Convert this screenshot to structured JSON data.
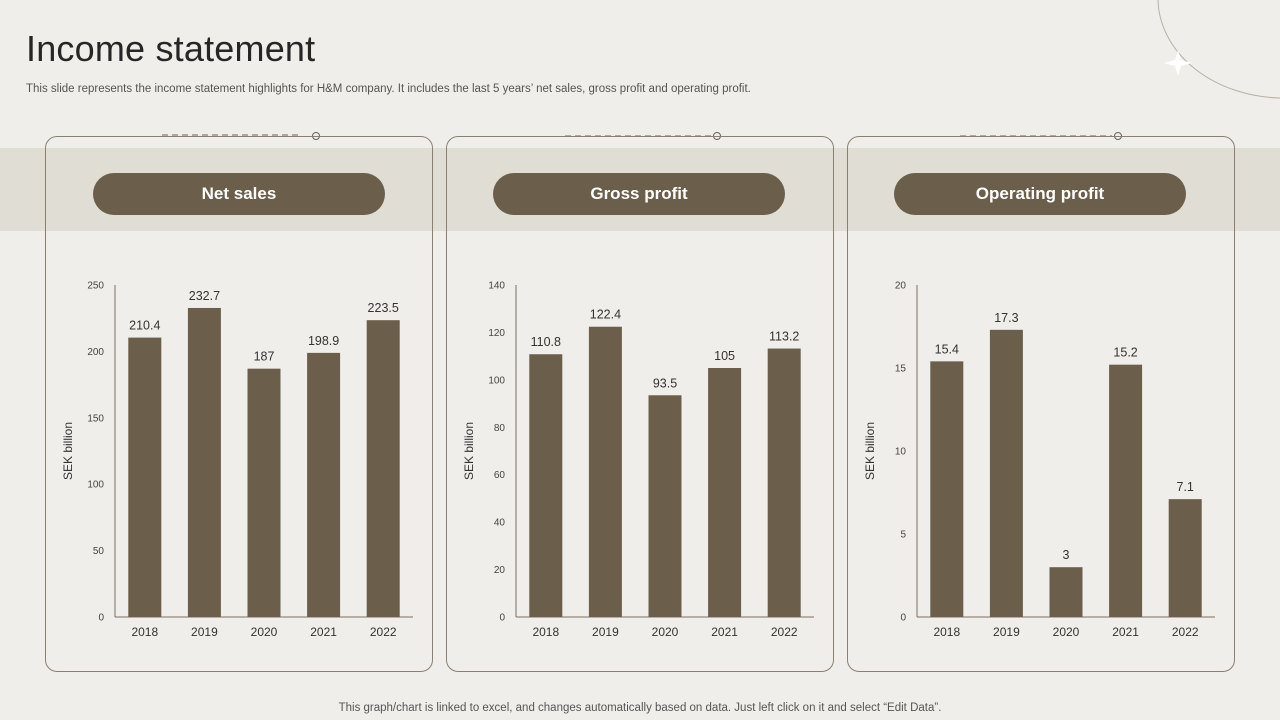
{
  "title": "Income statement",
  "subtitle": "This slide represents the income statement highlights for H&M company. It includes the last 5 years’ net sales, gross profit and operating profit.",
  "footnote": "This graph/chart is linked to excel,  and changes automatically based on data. Just left click on it and select “Edit Data”.",
  "colors": {
    "bar": "#6b5e4a",
    "pill": "#6b5e4a",
    "background": "#f0eeea",
    "band": "#e0ddd5"
  },
  "cards": [
    {
      "title": "Net sales"
    },
    {
      "title": "Gross profit"
    },
    {
      "title": "Operating profit"
    }
  ],
  "chart_data": [
    {
      "type": "bar",
      "categories": [
        "2018",
        "2019",
        "2020",
        "2021",
        "2022"
      ],
      "values": [
        210.4,
        232.7,
        187,
        198.9,
        223.5
      ],
      "ylabel": "SEK billion",
      "ylim": [
        0,
        250
      ],
      "yticks": [
        0,
        50,
        100,
        150,
        200,
        250
      ],
      "grid": false,
      "data_labels": true
    },
    {
      "type": "bar",
      "categories": [
        "2018",
        "2019",
        "2020",
        "2021",
        "2022"
      ],
      "values": [
        110.8,
        122.4,
        93.5,
        105,
        113.2
      ],
      "ylabel": "SEK billion",
      "ylim": [
        0,
        140
      ],
      "yticks": [
        0,
        20,
        40,
        60,
        80,
        100,
        120,
        140
      ],
      "grid": false,
      "data_labels": true
    },
    {
      "type": "bar",
      "categories": [
        "2018",
        "2019",
        "2020",
        "2021",
        "2022"
      ],
      "values": [
        15.4,
        17.3,
        3,
        15.2,
        7.1
      ],
      "ylabel": "SEK billion",
      "ylim": [
        0,
        20
      ],
      "yticks": [
        0,
        5,
        10,
        15,
        20
      ],
      "grid": false,
      "data_labels": true
    }
  ]
}
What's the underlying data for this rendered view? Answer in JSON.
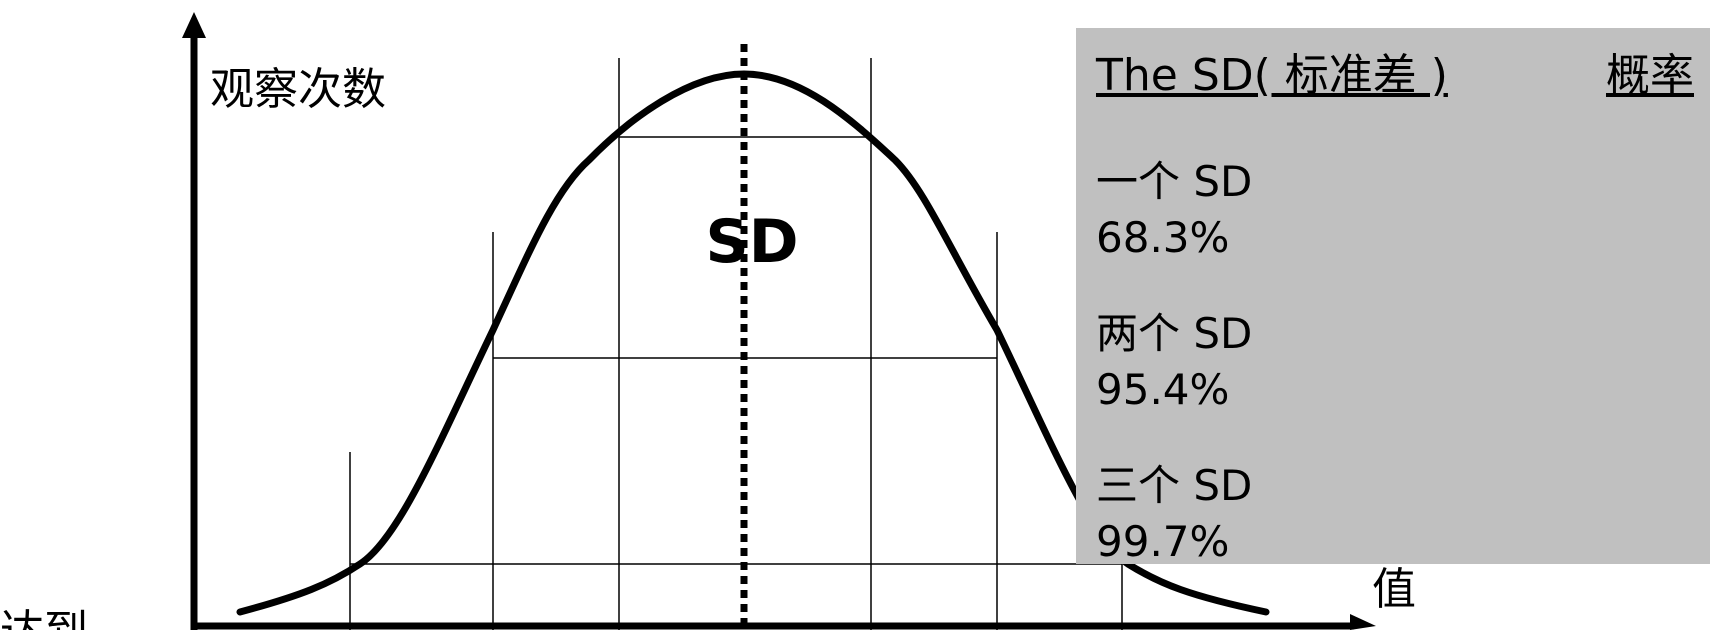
{
  "diagram": {
    "y_axis_label": "观察次数",
    "x_axis_label": "值",
    "center_label": "SD",
    "partial_caption": "达到"
  },
  "legend": {
    "header_left": "The SD( 标准差 )",
    "header_right": "概率",
    "rows": [
      {
        "name": "一个 SD",
        "value": "68.3%"
      },
      {
        "name": "两个 SD",
        "value": "95.4%"
      },
      {
        "name": "三个 SD",
        "value": "99.7%"
      }
    ]
  },
  "colors": {
    "legend_background": "#c0c0c0",
    "ink": "#000000"
  }
}
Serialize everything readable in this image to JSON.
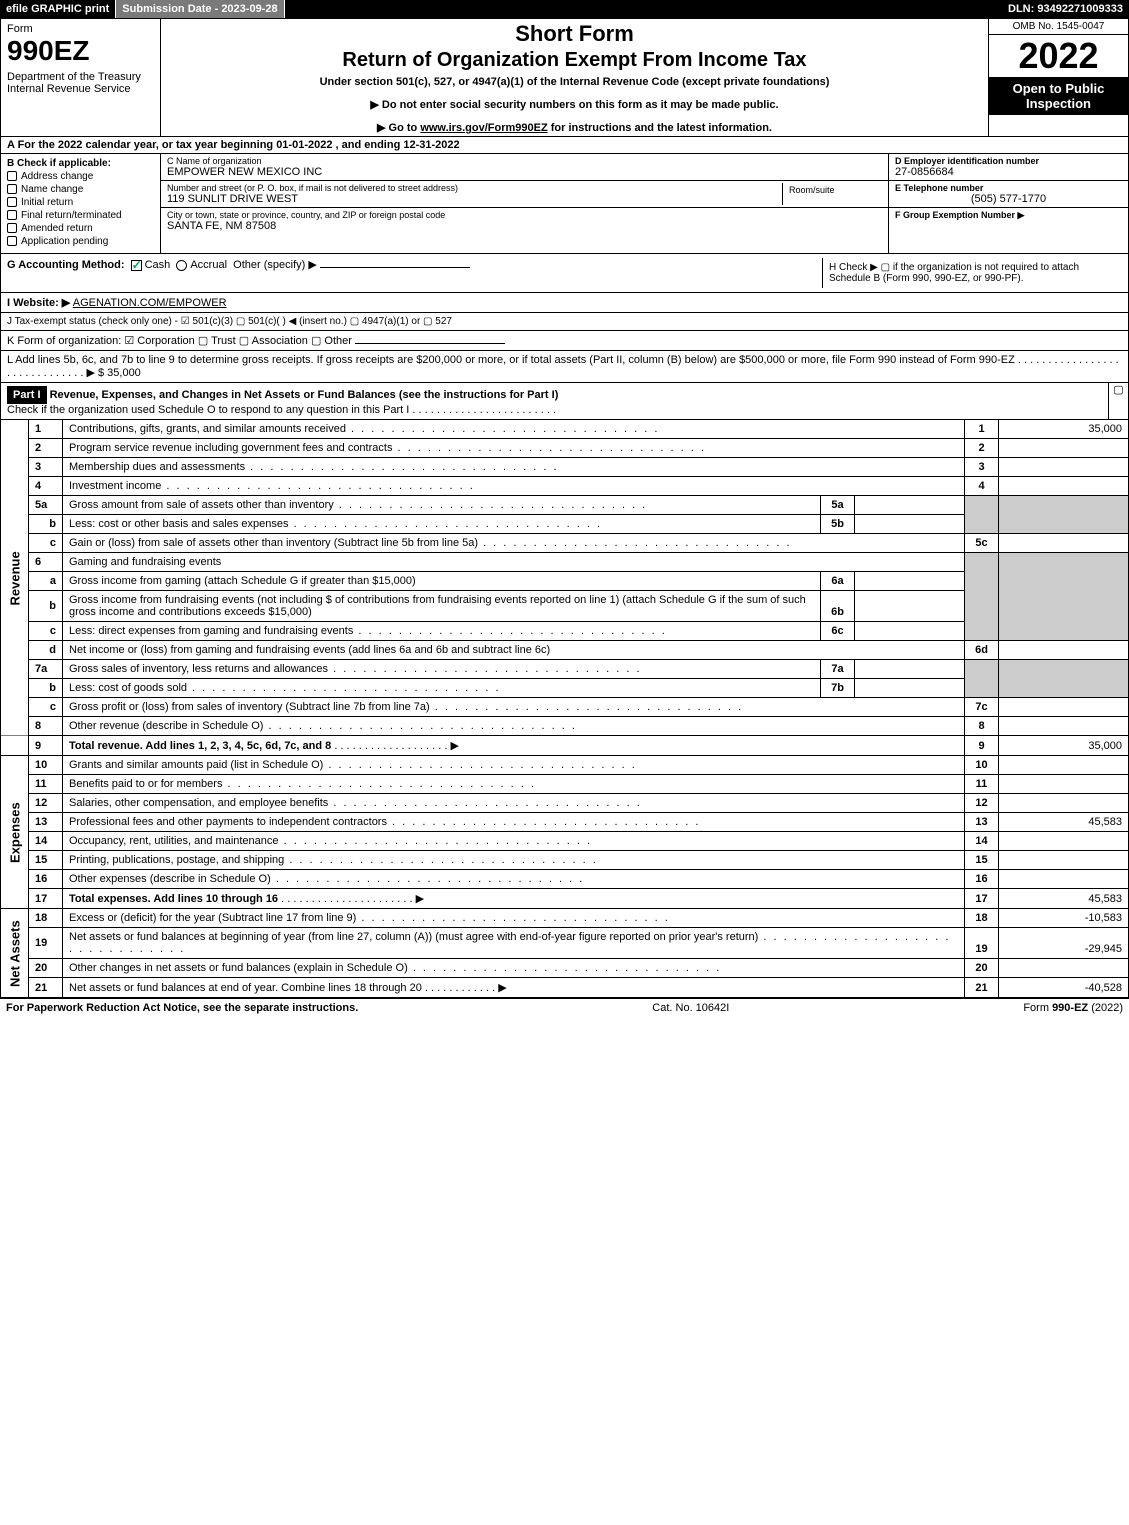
○ ○ ○ ○ ○ ○ ○
Write the entries above out in full, exactly, with no images.

Convert this screenshot to structured JSON data.
{
  "title": "Income statement",
  "subtitle": "This slide represents the income statement highlights for H&M company. It includes the last 5 years’ net sales, gross profit and operating profit.",
  "footnote": "This graph/chart is linked to excel,  and changes automatically based on data. Just left click on it and select “Edit Data”.",
  "colors": {
    "bar": "#6b5e4a",
    "pill": "#6b5e4a",
    "background": "#f0eeea",
    "band": "#e0ddd5"
  },
  "cards": [
    {
      "title": "Net sales"
    },
    {
      "title": "Gross profit"
    },
    {
      "title": "Operating profit"
    }
  ],
  "chart_data": [
    {
      "type": "bar",
      "categories": [
        "2018",
        "2019",
        "2020",
        "2021",
        "2022"
      ],
      "values": [
        210.4,
        232.7,
        187,
        198.9,
        223.5
      ],
      "ylabel": "SEK billion",
      "ylim": [
        0,
        250
      ],
      "yticks": [
        0,
        50,
        100,
        150,
        200,
        250
      ],
      "grid": false,
      "data_labels": true
    },
    {
      "type": "bar",
      "categories": [
        "2018",
        "2019",
        "2020",
        "2021",
        "2022"
      ],
      "values": [
        110.8,
        122.4,
        93.5,
        105,
        113.2
      ],
      "ylabel": "SEK billion",
      "ylim": [
        0,
        140
      ],
      "yticks": [
        0,
        20,
        40,
        60,
        80,
        100,
        120,
        140
      ],
      "grid": false,
      "data_labels": true
    },
    {
      "type": "bar",
      "categories": [
        "2018",
        "2019",
        "2020",
        "2021",
        "2022"
      ],
      "values": [
        15.4,
        17.3,
        3,
        15.2,
        7.1
      ],
      "ylabel": "SEK billion",
      "ylim": [
        0,
        20
      ],
      "yticks": [
        0,
        5,
        10,
        15,
        20
      ],
      "grid": false,
      "data_labels": true
    }
  ]
}
What's the underlying data for this rendered view? Answer in JSON.
{
  "diagram": {
    "y_axis_label": "观察次数",
    "x_axis_label": "值",
    "center_label": "SD",
    "partial_caption": "达到"
  },
  "legend": {
    "header_left": "The SD( 标准差 )",
    "header_right": "概率",
    "rows": [
      {
        "name": "一个 SD",
        "value": "68.3%"
      },
      {
        "name": "两个 SD",
        "value": "95.4%"
      },
      {
        "name": "三个 SD",
        "value": "99.7%"
      }
    ]
  },
  "colors": {
    "legend_background": "#c0c0c0",
    "ink": "#000000"
  }
}
Serialize everything readable in this image to JSON.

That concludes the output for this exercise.